## TASK INPUTS
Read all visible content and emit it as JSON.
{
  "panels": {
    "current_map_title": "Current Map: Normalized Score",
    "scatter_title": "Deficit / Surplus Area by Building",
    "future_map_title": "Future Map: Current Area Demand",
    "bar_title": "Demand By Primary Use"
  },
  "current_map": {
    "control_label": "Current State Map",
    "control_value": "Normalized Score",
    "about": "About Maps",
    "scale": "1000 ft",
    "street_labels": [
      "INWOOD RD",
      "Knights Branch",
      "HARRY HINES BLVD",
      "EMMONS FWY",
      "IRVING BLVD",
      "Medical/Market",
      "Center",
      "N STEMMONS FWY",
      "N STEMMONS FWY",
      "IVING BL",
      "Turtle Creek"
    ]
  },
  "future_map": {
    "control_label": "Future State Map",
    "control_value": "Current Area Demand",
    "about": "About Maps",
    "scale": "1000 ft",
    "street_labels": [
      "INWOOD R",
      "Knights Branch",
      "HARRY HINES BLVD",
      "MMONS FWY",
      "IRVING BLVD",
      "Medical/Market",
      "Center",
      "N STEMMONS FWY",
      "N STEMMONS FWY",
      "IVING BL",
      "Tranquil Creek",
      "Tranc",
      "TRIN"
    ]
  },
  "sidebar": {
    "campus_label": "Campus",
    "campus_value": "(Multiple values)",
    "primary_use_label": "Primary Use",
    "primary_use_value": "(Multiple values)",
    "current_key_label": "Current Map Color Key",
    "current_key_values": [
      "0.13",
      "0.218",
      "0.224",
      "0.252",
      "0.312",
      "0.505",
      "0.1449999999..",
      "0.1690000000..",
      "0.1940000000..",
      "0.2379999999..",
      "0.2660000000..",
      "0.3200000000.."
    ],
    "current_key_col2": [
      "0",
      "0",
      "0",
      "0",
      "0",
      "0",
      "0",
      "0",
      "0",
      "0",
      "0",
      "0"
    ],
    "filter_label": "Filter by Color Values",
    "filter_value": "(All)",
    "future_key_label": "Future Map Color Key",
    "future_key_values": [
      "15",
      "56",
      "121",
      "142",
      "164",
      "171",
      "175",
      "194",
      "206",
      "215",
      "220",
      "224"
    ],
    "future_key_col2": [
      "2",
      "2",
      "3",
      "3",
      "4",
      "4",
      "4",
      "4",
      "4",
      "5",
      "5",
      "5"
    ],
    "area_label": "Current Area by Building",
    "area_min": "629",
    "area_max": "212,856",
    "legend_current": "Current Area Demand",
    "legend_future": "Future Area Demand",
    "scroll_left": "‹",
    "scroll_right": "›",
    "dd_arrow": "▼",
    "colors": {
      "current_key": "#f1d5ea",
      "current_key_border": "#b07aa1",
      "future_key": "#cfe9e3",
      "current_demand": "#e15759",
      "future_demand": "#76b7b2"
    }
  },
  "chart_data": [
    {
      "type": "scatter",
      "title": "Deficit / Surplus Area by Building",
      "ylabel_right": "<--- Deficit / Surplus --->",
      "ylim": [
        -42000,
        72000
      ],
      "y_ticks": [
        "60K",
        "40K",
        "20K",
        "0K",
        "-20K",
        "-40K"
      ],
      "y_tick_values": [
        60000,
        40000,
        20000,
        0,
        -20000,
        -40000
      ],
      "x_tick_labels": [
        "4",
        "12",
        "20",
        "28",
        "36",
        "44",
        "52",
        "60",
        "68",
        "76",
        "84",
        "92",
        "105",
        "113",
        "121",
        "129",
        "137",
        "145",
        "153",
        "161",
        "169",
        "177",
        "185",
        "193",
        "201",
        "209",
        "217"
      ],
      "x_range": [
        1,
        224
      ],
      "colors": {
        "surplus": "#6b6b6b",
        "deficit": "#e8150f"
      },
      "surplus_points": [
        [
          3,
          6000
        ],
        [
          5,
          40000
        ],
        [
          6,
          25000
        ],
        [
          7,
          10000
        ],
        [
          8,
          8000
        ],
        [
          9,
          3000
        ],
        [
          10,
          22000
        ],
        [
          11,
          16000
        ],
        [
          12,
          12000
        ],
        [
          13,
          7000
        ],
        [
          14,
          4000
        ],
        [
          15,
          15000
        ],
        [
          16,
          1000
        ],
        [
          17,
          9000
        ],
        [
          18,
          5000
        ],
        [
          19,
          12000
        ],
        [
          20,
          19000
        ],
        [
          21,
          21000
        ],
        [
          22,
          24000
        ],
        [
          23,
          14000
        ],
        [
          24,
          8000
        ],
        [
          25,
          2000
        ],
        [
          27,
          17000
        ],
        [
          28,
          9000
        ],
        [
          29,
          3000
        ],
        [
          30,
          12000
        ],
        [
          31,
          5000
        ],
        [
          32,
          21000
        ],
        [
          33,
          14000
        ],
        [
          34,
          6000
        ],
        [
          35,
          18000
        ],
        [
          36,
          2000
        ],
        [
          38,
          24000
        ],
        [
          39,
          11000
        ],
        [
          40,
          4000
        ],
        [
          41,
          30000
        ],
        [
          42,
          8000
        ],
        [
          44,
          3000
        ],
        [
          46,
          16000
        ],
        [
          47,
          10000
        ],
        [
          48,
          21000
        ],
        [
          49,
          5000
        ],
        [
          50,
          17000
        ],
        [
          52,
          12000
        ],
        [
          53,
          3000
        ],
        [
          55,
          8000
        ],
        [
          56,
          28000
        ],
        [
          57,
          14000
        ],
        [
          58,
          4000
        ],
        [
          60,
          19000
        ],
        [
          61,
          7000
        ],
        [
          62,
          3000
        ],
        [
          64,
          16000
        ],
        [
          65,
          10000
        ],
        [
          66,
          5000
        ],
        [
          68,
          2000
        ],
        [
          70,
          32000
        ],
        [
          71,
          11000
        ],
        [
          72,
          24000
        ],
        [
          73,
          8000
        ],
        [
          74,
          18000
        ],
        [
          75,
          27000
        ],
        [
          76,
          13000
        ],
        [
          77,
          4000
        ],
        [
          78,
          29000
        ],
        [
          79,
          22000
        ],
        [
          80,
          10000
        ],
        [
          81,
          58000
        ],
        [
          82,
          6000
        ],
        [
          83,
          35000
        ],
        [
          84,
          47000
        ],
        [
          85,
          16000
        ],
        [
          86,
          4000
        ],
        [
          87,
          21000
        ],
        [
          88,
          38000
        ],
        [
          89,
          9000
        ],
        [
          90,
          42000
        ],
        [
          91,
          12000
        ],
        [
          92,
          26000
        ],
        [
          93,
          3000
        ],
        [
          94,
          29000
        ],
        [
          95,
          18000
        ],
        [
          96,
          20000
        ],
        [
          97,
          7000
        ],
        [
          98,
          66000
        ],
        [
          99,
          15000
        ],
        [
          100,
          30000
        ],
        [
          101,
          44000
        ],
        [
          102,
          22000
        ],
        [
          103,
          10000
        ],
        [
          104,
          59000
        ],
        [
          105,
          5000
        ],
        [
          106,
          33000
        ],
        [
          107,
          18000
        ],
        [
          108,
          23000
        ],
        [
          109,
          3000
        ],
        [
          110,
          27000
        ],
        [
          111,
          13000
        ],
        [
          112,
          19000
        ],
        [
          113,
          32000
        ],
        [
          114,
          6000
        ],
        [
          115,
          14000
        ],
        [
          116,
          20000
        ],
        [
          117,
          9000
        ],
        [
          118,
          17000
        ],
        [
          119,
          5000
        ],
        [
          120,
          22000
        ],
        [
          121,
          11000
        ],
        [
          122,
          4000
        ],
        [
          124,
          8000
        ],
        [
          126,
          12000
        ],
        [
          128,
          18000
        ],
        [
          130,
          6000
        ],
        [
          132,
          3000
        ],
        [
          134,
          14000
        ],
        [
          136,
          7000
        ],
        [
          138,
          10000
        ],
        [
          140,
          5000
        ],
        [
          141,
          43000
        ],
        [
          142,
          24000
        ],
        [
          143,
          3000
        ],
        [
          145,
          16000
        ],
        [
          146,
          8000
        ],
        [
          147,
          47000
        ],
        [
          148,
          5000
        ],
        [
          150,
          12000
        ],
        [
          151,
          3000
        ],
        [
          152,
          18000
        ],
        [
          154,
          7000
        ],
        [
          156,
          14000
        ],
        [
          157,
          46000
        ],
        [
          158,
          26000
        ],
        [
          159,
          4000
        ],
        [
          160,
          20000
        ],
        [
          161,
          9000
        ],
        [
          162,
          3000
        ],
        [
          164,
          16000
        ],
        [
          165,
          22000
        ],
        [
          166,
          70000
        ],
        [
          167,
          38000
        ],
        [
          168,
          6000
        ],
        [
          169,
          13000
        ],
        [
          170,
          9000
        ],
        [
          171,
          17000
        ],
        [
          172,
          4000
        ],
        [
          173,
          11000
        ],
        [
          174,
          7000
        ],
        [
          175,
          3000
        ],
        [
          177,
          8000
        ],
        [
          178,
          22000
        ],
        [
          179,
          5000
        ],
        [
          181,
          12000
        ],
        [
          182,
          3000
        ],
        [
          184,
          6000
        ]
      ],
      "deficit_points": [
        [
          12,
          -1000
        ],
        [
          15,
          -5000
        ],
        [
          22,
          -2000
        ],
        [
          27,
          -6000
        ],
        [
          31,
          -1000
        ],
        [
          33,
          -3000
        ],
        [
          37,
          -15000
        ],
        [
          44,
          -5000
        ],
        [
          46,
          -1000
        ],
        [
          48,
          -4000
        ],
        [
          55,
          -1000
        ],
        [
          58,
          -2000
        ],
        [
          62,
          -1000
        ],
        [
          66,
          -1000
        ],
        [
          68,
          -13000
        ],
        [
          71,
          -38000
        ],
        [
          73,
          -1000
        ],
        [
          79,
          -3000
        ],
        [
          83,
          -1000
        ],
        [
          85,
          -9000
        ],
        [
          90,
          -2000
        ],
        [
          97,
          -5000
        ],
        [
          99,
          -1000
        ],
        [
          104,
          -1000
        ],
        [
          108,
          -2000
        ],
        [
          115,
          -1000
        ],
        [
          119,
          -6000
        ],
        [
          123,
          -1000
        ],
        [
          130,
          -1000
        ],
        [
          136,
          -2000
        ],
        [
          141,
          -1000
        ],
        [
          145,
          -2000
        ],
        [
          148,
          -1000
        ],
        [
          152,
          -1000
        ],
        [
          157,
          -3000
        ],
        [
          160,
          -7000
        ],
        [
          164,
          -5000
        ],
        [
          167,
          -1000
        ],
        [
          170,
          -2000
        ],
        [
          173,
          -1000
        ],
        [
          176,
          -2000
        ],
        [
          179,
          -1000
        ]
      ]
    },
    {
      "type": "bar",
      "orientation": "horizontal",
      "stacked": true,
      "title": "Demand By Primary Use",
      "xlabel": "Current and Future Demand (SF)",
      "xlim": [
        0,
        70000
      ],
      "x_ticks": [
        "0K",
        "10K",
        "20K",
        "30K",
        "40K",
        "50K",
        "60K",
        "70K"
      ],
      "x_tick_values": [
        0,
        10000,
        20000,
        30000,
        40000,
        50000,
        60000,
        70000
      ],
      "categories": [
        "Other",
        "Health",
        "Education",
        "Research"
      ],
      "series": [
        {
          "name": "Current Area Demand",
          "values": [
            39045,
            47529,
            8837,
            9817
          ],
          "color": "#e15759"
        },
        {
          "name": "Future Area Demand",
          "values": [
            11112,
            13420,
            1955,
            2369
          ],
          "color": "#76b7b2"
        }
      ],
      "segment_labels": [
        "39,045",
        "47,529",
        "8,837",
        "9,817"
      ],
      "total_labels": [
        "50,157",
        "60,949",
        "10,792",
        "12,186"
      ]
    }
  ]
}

## WHAT IS BEING ASKED
Search the lines above for the string "name", then show every one that has it.

## EXERCISE RESULT
          "name": "Current Area Demand",
          "name": "Future Area Demand",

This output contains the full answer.